In the passage on modeling self-employment productivity, what does each component of the mixture model correspond to for clustering purposes?

## Supplied text
☆ ☆ ☆ ☆ ☆ ☆ ☆

To overcome the issue that group membership is unknown in practice, we assume that each time series of self-employment productivity is taken to be a realization of the mixture probability density function of \(K\) separate distributions

$${y}_{it}\sim {\sum }_{{S}_{i}=1}^{K}p\left({y}_{i}|{\vartheta }_{{S}_{i}=k}\right){\text{Pr}}({S}_{i}=k|{Z}_{i},\gamma ),$$
(2)

where the mixing proportion \(Pr\left({S}_{i}=k \right|{Z}_{i},\gamma )\) is the probability that \({y}_{i}\) belongs to group \(k\). Thus, the probabilities of group membership are posited to rely on vectors of country-specific variables, \({Z}_{i}\), each comprising g variables, and on the parameter set \(\gamma =({\gamma }_{1},\dots ,{\gamma }_{K})\), where each \({\gamma }_{k}\) represents a vector of \(g\) elements, with k=1,…,K. For clustering purposes, each component in mixture Model (2) corresponds to a cluster.

To complete the model specification, given the time series of self-employment productivity of country \(i\), \({y}_{i}\), that belongs to a certain group \(k\), \({S}_{i}=k\), we consider that the expected value of each time series of this group is fully characterized by a group-dependent mean and a group-dependent trend. Thus, we model the time-series dynamics of self-employment productivity as

$${y}_{it} = {\mu }^{{S}_{i}}+{\alpha }^{{S}_{i}}t+{\varepsilon }_{it}$$
(3)

☆ ☆ ☆ ☆ ☆ ☆ ☆

## Data rows

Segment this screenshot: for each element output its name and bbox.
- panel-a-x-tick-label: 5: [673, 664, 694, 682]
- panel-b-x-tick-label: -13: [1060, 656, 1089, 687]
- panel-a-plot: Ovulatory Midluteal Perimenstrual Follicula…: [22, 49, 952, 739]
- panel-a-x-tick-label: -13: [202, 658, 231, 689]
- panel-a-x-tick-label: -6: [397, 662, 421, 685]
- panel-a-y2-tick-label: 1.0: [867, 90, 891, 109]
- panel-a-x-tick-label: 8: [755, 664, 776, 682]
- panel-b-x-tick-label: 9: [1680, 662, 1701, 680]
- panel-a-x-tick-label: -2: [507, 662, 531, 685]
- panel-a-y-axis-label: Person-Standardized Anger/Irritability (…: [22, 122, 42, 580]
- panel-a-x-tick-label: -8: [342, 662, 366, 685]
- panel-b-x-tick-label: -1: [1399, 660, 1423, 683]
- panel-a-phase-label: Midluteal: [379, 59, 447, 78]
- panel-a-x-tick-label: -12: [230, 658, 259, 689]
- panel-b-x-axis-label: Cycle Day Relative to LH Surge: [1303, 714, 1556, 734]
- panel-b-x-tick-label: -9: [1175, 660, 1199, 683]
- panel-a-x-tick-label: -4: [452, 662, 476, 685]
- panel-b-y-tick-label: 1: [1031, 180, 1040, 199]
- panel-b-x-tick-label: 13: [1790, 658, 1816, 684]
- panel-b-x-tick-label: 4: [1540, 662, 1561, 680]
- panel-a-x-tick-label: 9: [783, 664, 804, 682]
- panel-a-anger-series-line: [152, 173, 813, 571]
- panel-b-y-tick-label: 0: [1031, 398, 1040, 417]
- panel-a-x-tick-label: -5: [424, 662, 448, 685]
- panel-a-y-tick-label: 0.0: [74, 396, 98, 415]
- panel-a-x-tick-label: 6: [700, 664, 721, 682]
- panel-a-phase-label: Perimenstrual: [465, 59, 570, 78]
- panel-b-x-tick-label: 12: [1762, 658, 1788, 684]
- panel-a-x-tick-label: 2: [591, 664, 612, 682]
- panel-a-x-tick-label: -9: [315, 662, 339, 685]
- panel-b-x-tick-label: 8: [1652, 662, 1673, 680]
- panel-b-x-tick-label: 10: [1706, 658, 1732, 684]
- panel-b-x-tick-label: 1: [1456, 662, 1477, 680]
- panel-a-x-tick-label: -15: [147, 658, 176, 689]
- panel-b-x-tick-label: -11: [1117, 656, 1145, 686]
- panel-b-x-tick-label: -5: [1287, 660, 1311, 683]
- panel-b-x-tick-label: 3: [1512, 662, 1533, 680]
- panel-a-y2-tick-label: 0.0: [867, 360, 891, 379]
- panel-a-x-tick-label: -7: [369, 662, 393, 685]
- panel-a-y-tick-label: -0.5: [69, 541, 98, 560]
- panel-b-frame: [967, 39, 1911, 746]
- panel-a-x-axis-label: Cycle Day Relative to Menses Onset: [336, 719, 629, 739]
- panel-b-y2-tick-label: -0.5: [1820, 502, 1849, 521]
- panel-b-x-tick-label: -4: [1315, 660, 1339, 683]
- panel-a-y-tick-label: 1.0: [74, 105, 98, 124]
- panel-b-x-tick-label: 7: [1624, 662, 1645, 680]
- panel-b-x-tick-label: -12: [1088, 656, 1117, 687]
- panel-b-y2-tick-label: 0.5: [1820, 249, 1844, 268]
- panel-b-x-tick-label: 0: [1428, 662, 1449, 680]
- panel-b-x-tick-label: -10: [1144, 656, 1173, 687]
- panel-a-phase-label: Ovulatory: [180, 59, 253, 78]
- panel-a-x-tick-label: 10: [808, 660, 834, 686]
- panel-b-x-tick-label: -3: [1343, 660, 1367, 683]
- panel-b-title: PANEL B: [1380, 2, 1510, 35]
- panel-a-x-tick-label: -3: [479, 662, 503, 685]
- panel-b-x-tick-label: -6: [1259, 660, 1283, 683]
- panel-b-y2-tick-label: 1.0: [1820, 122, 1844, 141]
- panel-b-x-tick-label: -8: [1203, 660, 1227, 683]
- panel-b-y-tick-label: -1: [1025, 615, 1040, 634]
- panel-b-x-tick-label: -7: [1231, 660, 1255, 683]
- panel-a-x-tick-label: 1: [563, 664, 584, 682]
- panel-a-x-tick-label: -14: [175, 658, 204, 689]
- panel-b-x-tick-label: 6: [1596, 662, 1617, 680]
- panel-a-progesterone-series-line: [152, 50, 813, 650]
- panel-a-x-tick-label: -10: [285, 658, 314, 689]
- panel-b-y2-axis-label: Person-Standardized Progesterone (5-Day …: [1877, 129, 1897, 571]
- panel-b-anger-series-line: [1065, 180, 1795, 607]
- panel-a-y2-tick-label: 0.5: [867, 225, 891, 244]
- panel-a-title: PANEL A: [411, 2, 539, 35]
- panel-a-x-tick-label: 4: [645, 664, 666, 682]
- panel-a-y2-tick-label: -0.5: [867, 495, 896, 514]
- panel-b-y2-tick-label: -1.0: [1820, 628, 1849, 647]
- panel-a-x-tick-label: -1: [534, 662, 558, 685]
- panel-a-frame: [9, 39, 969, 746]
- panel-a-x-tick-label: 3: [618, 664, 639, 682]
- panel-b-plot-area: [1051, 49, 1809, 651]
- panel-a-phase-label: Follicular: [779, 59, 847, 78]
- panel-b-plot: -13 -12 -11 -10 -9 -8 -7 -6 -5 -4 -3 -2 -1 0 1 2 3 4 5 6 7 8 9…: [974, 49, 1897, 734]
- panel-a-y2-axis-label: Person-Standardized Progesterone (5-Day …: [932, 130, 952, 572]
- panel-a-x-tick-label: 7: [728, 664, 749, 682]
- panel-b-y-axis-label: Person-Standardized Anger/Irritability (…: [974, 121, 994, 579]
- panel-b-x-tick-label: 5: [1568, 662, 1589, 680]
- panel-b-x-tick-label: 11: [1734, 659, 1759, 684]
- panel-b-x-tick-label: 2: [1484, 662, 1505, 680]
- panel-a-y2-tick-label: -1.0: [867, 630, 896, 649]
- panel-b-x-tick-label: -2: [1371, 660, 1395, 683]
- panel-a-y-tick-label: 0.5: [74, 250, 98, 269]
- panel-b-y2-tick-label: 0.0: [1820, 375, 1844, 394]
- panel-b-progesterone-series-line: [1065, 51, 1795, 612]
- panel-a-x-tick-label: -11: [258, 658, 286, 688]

☆ ☆ ☆ ☆ ☆ ☆ ☆

## Correct response
Each component corresponds to a cluster.